- _Given records_
** begin **
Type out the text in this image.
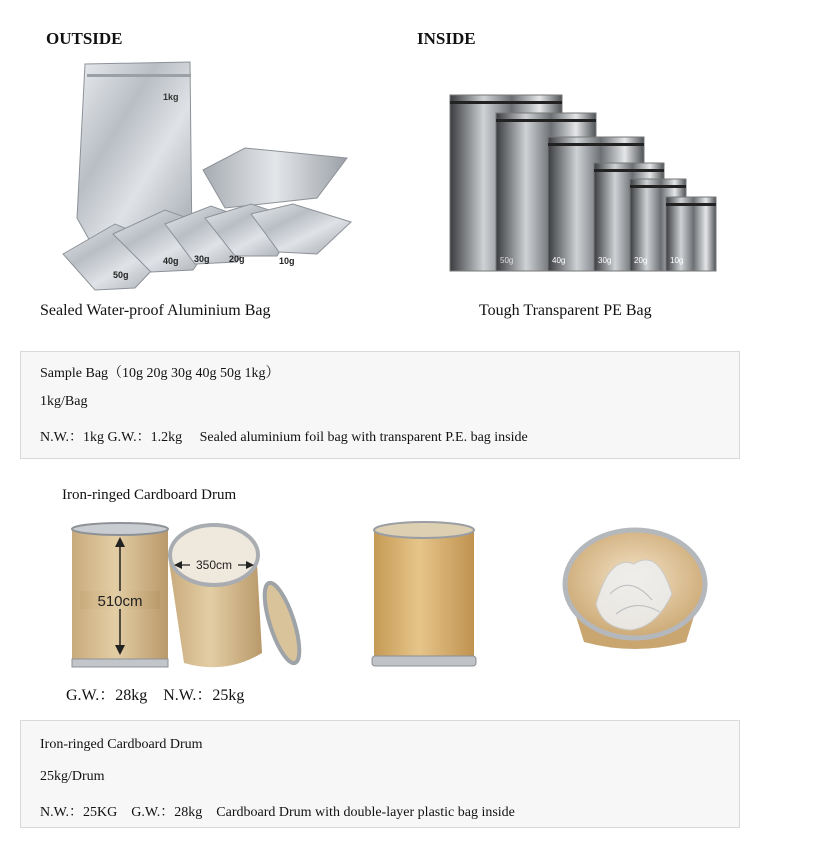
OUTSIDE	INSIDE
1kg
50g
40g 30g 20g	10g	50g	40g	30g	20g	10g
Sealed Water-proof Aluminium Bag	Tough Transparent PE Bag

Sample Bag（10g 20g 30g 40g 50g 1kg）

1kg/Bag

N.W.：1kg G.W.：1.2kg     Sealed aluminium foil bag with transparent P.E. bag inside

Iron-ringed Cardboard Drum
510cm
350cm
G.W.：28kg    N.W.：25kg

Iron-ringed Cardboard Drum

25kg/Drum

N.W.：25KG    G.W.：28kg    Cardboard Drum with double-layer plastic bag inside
** end **
** begin **
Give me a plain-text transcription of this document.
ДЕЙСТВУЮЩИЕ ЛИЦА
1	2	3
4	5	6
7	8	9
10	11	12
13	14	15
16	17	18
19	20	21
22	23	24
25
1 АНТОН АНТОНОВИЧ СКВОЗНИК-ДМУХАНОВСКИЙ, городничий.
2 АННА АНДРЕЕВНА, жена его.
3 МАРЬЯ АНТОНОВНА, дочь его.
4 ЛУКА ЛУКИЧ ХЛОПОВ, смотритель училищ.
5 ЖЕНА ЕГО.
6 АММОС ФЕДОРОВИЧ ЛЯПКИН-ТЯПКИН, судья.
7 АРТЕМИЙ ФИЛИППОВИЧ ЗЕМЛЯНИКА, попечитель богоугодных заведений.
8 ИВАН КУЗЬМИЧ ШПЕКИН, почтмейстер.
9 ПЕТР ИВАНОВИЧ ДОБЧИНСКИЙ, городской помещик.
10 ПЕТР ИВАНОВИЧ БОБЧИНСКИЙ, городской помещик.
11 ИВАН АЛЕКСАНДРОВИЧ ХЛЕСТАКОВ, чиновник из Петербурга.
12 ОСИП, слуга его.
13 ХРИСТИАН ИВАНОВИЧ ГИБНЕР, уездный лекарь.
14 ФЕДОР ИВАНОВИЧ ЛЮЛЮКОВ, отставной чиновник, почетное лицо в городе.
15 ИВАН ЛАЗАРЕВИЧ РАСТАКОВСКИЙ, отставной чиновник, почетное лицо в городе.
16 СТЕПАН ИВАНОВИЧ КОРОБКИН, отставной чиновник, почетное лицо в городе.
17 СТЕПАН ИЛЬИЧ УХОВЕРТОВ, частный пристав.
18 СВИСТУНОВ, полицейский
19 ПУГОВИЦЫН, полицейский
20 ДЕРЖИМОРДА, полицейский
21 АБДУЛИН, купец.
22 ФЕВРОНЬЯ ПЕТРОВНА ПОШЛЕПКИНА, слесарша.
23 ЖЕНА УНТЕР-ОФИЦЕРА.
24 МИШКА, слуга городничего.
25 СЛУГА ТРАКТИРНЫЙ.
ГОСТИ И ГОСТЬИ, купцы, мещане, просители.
** end **
- _To be done_
Using the records above, find and show each line with the string "this".

- _Solution below_
Type out the text in this image.
Give me a plain-text transcription of this document.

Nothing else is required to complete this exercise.